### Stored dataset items

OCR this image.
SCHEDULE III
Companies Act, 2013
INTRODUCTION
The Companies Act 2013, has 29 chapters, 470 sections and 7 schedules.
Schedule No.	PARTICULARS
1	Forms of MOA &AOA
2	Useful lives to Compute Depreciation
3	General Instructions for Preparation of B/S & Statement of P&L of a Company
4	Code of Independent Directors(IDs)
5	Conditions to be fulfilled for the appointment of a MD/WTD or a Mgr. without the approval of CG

### TASK DETAILS
Pull out every line of the records that includes the string "Companies".

### RESULT
Companies Act, 2013
The Companies Act 2013, has 29 chapters, 470 sections and 7 schedules.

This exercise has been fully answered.